→ Task prompt
Where a line contains the string "value", copy that line.

─── Source material

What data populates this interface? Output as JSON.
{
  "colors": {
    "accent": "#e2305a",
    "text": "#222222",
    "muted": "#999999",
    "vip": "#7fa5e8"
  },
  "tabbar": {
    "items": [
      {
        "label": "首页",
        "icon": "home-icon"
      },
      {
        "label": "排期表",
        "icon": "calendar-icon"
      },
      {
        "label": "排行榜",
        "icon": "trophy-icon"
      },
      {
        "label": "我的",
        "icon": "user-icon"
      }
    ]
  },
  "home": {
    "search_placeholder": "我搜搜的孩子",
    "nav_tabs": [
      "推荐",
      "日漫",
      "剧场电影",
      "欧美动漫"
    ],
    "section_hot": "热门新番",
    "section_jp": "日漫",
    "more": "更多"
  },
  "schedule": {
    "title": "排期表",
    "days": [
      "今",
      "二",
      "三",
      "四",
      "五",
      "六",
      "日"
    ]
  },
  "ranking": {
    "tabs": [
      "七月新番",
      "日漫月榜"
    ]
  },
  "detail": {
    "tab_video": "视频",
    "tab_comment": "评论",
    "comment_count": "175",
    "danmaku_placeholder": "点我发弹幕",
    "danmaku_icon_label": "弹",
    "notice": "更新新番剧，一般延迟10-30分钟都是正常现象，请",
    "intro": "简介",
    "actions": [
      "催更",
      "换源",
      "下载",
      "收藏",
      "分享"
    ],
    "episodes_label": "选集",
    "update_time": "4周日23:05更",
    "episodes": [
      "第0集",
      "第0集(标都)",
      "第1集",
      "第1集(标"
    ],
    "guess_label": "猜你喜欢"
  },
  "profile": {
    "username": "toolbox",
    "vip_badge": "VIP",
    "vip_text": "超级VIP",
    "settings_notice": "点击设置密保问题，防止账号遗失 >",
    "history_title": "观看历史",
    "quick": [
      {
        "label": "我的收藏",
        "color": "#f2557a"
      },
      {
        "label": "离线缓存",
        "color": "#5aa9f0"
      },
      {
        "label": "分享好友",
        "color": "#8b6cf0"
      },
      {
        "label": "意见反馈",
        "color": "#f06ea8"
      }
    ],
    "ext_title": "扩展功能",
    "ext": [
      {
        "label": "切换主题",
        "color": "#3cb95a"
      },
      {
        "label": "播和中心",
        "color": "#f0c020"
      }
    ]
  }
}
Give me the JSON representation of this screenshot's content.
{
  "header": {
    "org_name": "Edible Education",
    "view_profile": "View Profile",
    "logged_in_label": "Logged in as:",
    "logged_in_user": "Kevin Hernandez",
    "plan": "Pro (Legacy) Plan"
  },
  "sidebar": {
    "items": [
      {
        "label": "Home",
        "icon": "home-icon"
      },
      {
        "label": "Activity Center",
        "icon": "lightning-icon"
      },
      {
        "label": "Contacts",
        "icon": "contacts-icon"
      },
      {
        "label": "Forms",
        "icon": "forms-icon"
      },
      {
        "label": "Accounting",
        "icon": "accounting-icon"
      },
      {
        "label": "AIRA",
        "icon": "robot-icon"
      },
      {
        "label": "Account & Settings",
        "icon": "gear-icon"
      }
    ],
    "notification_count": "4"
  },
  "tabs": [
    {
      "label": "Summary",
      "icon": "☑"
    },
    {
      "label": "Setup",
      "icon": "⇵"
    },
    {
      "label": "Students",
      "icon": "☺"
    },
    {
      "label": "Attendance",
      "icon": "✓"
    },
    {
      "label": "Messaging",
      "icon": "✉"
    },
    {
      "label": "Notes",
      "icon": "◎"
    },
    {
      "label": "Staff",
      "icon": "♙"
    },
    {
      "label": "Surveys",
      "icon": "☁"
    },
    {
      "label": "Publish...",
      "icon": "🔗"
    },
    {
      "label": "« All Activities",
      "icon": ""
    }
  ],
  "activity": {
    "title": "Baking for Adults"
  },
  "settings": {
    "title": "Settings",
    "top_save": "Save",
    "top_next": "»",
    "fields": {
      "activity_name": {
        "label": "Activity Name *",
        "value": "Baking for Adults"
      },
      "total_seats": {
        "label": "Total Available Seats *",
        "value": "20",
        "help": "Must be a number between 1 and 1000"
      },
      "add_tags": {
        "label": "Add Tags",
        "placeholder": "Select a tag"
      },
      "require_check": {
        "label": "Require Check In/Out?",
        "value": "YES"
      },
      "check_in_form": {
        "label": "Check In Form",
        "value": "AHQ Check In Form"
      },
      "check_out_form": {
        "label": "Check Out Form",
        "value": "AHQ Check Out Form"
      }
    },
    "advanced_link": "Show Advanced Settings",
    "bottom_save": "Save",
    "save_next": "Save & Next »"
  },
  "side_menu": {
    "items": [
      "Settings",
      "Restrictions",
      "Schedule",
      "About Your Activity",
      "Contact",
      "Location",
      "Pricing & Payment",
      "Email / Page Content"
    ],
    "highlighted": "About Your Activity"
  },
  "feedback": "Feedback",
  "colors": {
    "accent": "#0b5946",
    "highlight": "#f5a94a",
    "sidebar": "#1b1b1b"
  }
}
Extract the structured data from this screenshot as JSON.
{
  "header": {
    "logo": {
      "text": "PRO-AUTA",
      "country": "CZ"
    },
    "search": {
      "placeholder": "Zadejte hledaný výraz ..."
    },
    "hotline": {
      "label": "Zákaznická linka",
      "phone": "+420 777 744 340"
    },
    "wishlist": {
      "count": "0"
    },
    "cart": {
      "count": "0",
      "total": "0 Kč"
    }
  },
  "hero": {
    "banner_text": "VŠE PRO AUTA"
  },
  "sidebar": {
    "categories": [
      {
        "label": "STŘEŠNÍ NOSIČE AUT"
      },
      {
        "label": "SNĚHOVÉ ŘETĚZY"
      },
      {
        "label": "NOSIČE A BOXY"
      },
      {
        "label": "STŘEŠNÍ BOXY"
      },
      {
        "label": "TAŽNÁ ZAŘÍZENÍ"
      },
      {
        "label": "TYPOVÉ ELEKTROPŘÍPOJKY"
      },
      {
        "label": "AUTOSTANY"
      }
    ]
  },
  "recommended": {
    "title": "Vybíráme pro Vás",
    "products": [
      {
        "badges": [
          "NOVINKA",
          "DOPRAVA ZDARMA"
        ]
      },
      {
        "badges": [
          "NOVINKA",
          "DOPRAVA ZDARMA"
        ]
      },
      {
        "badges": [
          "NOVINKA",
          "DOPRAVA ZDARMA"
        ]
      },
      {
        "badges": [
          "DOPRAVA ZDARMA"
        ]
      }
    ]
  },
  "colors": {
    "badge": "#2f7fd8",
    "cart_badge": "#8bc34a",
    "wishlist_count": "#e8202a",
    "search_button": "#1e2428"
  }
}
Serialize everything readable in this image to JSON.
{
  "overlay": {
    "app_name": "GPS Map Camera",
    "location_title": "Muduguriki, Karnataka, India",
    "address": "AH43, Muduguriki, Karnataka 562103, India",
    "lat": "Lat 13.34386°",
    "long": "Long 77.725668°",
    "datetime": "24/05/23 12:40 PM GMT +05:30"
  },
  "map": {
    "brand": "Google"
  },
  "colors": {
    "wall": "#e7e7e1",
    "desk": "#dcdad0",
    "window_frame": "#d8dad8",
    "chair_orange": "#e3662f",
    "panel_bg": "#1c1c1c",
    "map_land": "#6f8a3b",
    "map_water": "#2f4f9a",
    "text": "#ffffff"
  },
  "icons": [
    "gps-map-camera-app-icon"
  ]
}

──────

→ Exercise response
        "value": "Baking for Adults"
        "value": "20",
        "value": "YES"
        "value": "AHQ Check In Form"
        "value": "AHQ Check Out Form"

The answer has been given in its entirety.